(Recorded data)
* start *

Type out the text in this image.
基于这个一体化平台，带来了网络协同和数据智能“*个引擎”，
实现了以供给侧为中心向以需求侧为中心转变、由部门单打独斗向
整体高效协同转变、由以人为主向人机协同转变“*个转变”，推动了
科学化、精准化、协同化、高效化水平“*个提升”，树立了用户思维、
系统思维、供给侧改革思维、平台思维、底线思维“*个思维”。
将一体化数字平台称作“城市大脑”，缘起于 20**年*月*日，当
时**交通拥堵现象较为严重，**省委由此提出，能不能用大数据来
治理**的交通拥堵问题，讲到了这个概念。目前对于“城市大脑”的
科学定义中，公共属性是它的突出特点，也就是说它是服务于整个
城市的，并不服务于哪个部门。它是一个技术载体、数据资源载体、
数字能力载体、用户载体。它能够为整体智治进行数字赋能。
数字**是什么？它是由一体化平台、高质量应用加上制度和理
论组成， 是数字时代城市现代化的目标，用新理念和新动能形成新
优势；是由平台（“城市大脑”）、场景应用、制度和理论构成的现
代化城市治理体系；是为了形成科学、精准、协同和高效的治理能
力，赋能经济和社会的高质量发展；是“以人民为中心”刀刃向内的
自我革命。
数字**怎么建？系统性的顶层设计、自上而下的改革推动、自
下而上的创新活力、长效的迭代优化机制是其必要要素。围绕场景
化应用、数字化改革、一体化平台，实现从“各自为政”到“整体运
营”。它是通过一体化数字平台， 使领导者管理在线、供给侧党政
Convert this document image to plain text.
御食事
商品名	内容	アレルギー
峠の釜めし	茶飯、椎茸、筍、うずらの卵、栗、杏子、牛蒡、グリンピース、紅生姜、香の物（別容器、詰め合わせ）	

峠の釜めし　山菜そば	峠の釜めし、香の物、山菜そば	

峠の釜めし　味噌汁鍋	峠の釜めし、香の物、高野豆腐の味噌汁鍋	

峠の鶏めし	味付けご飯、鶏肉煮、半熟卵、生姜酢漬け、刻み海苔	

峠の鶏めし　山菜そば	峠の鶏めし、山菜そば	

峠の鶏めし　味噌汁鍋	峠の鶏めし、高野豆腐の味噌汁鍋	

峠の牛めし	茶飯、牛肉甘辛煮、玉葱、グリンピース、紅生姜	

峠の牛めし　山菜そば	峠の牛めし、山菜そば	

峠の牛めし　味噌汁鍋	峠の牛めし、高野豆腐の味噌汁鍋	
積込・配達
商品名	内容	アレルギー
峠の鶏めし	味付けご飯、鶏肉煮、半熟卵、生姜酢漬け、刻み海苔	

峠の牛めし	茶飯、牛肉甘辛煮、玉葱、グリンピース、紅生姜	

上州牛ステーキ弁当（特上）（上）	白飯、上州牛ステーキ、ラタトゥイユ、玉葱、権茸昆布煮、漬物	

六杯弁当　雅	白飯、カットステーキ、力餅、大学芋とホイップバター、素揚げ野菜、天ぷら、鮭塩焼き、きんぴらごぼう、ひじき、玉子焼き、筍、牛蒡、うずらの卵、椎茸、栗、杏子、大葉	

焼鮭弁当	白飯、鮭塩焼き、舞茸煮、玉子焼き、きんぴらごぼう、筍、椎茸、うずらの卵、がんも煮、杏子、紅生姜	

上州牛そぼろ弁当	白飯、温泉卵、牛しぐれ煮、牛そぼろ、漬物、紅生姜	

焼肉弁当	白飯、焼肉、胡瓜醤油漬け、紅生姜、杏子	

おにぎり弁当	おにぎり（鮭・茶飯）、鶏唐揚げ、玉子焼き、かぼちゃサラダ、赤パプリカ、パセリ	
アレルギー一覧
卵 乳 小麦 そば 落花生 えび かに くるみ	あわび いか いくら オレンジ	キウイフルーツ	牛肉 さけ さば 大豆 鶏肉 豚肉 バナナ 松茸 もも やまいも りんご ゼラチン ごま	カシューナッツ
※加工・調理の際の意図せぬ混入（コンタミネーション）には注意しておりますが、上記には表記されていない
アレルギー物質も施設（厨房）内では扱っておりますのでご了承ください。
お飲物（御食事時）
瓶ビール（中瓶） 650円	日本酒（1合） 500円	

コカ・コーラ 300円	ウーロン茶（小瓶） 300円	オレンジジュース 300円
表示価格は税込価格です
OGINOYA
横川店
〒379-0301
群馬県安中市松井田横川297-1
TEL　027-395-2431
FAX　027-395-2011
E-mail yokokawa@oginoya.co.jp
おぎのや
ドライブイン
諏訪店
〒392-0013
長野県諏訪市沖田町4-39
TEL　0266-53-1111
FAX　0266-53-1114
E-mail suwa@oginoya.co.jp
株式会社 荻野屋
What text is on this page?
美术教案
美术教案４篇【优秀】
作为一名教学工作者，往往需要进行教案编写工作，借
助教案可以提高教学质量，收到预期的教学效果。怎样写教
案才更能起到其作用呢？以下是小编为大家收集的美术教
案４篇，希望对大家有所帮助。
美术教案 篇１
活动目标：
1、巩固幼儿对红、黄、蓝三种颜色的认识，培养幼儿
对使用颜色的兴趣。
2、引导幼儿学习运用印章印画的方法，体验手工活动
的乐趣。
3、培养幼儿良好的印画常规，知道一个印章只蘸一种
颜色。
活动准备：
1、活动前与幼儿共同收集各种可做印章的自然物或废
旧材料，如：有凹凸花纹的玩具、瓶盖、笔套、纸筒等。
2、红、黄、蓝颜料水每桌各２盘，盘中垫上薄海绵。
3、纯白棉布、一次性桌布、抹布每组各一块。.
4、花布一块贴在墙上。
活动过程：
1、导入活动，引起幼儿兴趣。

* end *

Looking at the material above, count the lines that hold "高野豆腐の味噌汁鍋" and give the total alone.

[Answer to this task] 3